Given problem
Copy out all the entries word for word.

Dataset records

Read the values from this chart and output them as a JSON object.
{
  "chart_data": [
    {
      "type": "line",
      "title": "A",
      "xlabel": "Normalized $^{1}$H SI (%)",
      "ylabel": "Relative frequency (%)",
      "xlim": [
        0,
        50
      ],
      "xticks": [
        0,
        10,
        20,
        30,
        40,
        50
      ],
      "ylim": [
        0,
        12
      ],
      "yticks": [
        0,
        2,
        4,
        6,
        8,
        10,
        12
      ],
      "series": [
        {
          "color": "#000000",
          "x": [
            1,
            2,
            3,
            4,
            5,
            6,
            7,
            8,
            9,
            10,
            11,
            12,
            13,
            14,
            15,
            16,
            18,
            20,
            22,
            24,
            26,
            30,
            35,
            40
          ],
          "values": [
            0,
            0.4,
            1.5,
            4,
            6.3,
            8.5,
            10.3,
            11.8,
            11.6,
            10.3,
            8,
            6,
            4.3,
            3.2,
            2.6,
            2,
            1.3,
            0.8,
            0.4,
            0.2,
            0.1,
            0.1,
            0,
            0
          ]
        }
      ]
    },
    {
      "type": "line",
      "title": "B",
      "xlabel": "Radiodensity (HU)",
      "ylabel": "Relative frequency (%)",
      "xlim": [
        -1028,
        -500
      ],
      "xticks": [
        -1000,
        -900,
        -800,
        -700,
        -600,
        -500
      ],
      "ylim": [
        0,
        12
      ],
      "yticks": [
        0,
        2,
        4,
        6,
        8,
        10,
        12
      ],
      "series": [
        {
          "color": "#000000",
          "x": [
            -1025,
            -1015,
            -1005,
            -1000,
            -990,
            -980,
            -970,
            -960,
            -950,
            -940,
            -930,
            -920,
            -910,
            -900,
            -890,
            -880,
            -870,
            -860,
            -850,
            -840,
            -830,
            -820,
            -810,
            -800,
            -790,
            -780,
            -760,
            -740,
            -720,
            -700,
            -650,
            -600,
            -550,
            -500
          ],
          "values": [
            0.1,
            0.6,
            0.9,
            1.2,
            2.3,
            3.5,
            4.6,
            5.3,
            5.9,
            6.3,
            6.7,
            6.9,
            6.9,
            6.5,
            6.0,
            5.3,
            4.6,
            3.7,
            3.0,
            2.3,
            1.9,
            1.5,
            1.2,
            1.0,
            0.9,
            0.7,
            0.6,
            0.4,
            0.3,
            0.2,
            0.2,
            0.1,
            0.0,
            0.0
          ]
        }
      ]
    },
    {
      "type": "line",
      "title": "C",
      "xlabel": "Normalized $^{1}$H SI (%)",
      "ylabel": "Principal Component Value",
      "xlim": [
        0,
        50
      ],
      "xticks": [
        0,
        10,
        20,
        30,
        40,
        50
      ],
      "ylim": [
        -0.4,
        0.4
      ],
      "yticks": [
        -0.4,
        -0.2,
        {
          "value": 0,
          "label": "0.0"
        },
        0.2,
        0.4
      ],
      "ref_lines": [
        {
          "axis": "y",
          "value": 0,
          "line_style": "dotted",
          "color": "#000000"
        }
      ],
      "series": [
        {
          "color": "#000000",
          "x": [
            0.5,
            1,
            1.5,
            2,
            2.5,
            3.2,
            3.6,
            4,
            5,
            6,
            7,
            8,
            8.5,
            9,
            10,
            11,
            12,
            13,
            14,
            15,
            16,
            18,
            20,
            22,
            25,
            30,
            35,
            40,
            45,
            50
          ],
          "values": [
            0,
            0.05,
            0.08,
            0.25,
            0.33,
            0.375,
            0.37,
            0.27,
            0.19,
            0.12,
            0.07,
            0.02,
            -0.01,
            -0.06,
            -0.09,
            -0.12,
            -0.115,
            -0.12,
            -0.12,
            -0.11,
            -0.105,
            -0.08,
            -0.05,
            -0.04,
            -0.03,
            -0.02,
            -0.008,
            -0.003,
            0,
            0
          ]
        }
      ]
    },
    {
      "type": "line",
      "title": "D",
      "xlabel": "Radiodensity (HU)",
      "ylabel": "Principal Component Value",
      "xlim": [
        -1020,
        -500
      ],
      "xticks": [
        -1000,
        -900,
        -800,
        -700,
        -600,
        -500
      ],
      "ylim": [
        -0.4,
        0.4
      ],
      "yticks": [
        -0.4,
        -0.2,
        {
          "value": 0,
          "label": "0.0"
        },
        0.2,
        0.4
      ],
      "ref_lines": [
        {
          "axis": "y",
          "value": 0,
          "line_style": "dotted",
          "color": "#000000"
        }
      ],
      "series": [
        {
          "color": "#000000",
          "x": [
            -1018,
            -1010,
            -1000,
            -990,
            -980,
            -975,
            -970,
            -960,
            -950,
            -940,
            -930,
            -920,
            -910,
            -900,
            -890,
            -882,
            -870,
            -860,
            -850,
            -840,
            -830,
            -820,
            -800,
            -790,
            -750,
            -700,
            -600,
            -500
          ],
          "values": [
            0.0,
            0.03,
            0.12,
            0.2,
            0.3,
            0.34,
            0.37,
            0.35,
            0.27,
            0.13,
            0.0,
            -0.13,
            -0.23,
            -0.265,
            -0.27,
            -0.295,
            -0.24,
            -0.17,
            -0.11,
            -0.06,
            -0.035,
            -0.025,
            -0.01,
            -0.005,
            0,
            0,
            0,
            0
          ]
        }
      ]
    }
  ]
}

Reply to the task
Read the values from this chart and output them as a JSON object.
{
  "chart_data": [
    {
      "type": "line",
      "title": "A",
      "xlabel": "Normalized $^{1}$H SI (%)",
      "ylabel": "Relative frequency (%)",
      "xlim": [
        0,
        50
      ],
      "xticks": [
        0,
        10,
        20,
        30,
        40,
        50
      ],
      "ylim": [
        0,
        12
      ],
      "yticks": [
        0,
        2,
        4,
        6,
        8,
        10,
        12
      ],
      "series": [
        {
          "color": "#000000",
          "x": [
            1,
            2,
            3,
            4,
            5,
            6,
            7,
            8,
            9,
            10,
            11,
            12,
            13,
            14,
            15,
            16,
            18,
            20,
            22,
            24,
            26,
            30,
            35,
            40
          ],
          "values": [
            0,
            0.4,
            1.5,
            4,
            6.3,
            8.5,
            10.3,
            11.8,
            11.6,
            10.3,
            8,
            6,
            4.3,
            3.2,
            2.6,
            2,
            1.3,
            0.8,
            0.4,
            0.2,
            0.1,
            0.1,
            0,
            0
          ]
        }
      ]
    },
    {
      "type": "line",
      "title": "B",
      "xlabel": "Radiodensity (HU)",
      "ylabel": "Relative frequency (%)",
      "xlim": [
        -1028,
        -500
      ],
      "xticks": [
        -1000,
        -900,
        -800,
        -700,
        -600,
        -500
      ],
      "ylim": [
        0,
        12
      ],
      "yticks": [
        0,
        2,
        4,
        6,
        8,
        10,
        12
      ],
      "series": [
        {
          "color": "#000000",
          "x": [
            -1025,
            -1015,
            -1005,
            -1000,
            -990,
            -980,
            -970,
            -960,
            -950,
            -940,
            -930,
            -920,
            -910,
            -900,
            -890,
            -880,
            -870,
            -860,
            -850,
            -840,
            -830,
            -820,
            -810,
            -800,
            -790,
            -780,
            -760,
            -740,
            -720,
            -700,
            -650,
            -600,
            -550,
            -500
          ],
          "values": [
            0.1,
            0.6,
            0.9,
            1.2,
            2.3,
            3.5,
            4.6,
            5.3,
            5.9,
            6.3,
            6.7,
            6.9,
            6.9,
            6.5,
            6.0,
            5.3,
            4.6,
            3.7,
            3.0,
            2.3,
            1.9,
            1.5,
            1.2,
            1.0,
            0.9,
            0.7,
            0.6,
            0.4,
            0.3,
            0.2,
            0.2,
            0.1,
            0.0,
            0.0
          ]
        }
      ]
    },
    {
      "type": "line",
      "title": "C",
      "xlabel": "Normalized $^{1}$H SI (%)",
      "ylabel": "Principal Component Value",
      "xlim": [
        0,
        50
      ],
      "xticks": [
        0,
        10,
        20,
        30,
        40,
        50
      ],
      "ylim": [
        -0.4,
        0.4
      ],
      "yticks": [
        -0.4,
        -0.2,
        {
          "value": 0,
          "label": "0.0"
        },
        0.2,
        0.4
      ],
      "ref_lines": [
        {
          "axis": "y",
          "value": 0,
          "line_style": "dotted",
          "color": "#000000"
        }
      ],
      "series": [
        {
          "color": "#000000",
          "x": [
            0.5,
            1,
            1.5,
            2,
            2.5,
            3.2,
            3.6,
            4,
            5,
            6,
            7,
            8,
            8.5,
            9,
            10,
            11,
            12,
            13,
            14,
            15,
            16,
            18,
            20,
            22,
            25,
            30,
            35,
            40,
            45,
            50
          ],
          "values": [
            0,
            0.05,
            0.08,
            0.25,
            0.33,
            0.375,
            0.37,
            0.27,
            0.19,
            0.12,
            0.07,
            0.02,
            -0.01,
            -0.06,
            -0.09,
            -0.12,
            -0.115,
            -0.12,
            -0.12,
            -0.11,
            -0.105,
            -0.08,
            -0.05,
            -0.04,
            -0.03,
            -0.02,
            -0.008,
            -0.003,
            0,
            0
          ]
        }
      ]
    },
    {
      "type": "line",
      "title": "D",
      "xlabel": "Radiodensity (HU)",
      "ylabel": "Principal Component Value",
      "xlim": [
        -1020,
        -500
      ],
      "xticks": [
        -1000,
        -900,
        -800,
        -700,
        -600,
        -500
      ],
      "ylim": [
        -0.4,
        0.4
      ],
      "yticks": [
        -0.4,
        -0.2,
        {
          "value": 0,
          "label": "0.0"
        },
        0.2,
        0.4
      ],
      "ref_lines": [
        {
          "axis": "y",
          "value": 0,
          "line_style": "dotted",
          "color": "#000000"
        }
      ],
      "series": [
        {
          "color": "#000000",
          "x": [
            -1018,
            -1010,
            -1000,
            -990,
            -980,
            -975,
            -970,
            -960,
            -950,
            -940,
            -930,
            -920,
            -910,
            -900,
            -890,
            -882,
            -870,
            -860,
            -850,
            -840,
            -830,
            -820,
            -800,
            -790,
            -750,
            -700,
            -600,
            -500
          ],
          "values": [
            0.0,
            0.03,
            0.12,
            0.2,
            0.3,
            0.34,
            0.37,
            0.35,
            0.27,
            0.13,
            0.0,
            -0.13,
            -0.23,
            -0.265,
            -0.27,
            -0.295,
            -0.24,
            -0.17,
            -0.11,
            -0.06,
            -0.035,
            -0.025,
            -0.01,
            -0.005,
            0,
            0,
            0,
            0
          ]
        }
      ]
    }
  ]
}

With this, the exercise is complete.